### [SET PROBLEM]
Look below. Copy each line that has "Then" in it.

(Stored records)
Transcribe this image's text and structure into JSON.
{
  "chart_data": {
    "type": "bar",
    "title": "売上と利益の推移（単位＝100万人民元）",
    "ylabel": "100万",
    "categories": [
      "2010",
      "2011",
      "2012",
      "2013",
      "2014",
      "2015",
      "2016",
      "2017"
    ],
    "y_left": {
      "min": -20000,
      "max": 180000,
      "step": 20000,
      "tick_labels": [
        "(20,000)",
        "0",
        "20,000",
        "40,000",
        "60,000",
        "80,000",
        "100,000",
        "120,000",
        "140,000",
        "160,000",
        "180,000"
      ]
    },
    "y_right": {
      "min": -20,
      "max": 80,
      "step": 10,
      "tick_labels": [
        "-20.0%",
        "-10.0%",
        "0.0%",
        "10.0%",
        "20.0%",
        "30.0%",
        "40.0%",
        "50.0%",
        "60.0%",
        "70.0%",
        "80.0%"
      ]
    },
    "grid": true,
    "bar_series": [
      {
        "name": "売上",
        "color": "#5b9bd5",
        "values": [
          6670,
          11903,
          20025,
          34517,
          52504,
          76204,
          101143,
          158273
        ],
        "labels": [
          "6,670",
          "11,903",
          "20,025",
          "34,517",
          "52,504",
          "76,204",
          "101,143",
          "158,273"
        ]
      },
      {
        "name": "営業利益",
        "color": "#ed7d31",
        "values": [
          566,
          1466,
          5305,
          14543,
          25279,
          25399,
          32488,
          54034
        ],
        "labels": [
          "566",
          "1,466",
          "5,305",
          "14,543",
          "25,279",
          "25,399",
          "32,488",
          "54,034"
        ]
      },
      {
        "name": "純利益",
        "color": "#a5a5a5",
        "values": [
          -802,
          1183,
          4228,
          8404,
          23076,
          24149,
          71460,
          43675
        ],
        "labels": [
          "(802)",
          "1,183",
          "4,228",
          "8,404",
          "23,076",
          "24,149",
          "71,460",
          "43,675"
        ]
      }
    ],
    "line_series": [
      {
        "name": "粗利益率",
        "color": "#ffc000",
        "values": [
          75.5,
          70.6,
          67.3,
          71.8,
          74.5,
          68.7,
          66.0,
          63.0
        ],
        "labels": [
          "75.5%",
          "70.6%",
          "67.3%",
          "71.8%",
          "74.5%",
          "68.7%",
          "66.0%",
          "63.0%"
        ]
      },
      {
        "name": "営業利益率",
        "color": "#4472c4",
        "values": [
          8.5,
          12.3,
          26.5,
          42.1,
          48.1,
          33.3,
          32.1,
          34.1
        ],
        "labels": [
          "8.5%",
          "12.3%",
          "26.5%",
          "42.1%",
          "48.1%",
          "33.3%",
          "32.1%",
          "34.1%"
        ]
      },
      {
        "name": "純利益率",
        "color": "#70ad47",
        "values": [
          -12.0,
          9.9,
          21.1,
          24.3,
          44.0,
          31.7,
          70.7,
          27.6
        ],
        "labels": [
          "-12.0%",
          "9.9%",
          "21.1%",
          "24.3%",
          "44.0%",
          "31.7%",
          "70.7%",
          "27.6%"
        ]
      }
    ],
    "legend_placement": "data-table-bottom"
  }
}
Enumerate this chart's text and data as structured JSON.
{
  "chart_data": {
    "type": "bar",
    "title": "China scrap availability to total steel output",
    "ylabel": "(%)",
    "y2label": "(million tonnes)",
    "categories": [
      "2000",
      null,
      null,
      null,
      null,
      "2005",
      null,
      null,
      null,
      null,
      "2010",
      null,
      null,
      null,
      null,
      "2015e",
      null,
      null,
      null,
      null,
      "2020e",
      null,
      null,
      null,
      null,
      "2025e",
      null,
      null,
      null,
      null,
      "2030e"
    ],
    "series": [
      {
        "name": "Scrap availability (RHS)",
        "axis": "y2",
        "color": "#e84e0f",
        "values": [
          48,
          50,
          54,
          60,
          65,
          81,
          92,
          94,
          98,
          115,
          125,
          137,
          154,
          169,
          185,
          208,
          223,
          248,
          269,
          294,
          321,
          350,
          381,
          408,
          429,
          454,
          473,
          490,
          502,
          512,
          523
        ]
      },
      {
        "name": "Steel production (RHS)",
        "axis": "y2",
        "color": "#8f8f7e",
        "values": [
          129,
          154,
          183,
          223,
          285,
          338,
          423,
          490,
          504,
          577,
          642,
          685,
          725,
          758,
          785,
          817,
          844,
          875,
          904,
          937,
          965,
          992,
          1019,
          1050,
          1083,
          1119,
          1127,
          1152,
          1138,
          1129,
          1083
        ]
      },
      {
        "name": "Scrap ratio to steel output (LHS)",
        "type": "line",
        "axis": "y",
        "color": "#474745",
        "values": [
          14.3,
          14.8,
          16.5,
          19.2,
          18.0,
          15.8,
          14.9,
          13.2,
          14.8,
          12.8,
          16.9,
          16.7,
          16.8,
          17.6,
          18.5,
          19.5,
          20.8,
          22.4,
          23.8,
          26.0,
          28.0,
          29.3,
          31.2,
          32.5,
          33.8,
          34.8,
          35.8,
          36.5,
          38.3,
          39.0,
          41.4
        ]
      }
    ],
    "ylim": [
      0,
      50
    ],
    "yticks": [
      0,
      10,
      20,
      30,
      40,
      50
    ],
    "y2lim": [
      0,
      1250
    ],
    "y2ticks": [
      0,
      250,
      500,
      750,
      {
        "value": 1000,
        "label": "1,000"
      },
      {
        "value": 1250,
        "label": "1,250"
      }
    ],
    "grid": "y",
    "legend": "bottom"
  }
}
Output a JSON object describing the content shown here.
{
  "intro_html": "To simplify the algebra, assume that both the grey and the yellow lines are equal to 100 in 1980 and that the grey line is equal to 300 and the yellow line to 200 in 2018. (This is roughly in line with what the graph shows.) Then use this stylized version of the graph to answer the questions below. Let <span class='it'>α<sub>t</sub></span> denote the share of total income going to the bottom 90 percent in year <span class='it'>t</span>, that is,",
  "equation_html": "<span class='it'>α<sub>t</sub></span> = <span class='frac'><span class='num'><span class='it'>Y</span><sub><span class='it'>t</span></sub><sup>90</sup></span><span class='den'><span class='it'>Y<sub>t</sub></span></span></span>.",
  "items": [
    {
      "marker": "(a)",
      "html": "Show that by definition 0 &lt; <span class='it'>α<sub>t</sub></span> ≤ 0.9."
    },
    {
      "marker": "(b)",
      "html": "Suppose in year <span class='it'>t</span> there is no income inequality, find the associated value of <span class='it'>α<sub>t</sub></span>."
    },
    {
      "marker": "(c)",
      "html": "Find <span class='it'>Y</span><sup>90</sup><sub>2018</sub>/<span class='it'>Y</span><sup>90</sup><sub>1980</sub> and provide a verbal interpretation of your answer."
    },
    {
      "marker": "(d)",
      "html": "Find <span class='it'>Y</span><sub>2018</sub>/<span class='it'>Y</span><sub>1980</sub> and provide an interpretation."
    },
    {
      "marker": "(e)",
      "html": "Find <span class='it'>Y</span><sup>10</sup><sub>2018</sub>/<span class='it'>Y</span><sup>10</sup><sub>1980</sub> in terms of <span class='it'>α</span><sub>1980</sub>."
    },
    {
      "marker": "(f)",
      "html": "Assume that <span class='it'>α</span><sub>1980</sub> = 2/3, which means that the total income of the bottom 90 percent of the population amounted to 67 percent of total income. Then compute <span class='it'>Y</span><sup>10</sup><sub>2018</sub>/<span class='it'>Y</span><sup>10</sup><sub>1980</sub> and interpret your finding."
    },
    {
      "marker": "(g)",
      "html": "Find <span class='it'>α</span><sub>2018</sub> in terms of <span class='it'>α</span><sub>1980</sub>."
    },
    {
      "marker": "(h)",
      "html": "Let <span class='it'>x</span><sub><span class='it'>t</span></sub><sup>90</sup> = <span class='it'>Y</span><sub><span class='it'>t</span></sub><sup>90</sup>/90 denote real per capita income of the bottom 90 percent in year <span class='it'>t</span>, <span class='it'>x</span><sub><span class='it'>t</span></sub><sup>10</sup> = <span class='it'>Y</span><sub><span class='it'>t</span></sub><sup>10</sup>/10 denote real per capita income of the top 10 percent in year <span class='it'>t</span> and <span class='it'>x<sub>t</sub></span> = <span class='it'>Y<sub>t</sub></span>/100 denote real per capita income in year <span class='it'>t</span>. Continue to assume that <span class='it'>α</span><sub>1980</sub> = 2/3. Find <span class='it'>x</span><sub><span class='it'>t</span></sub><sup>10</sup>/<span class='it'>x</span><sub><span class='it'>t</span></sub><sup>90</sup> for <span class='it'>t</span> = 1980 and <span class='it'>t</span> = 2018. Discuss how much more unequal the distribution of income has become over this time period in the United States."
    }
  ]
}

### [ANSWER FOR THE TASK]
  "intro_html": "To simplify the algebra, assume that both the grey and the yellow lines are equal to 100 in 1980 and that the grey line is equal to 300 and the yellow line to 200 in 2018. (This is roughly in line with what the graph shows.) Then use this stylized version of the graph to answer the questions below. Let <span class='it'>α<sub>t</sub></span> denote the share of total income going to the bottom 90 percent in year <span class='it'>t</span>, that is,",
      "html": "Assume that <span class='it'>α</span><sub>1980</sub> = 2/3, which means that the total income of the bottom 90 percent of the population amounted to 67 percent of total income. Then compute <span class='it'>Y</span><sup>10</sup><sub>2018</sub>/<span class='it'>Y</span><sup>10</sup><sub>1980</sub> and interpret your finding."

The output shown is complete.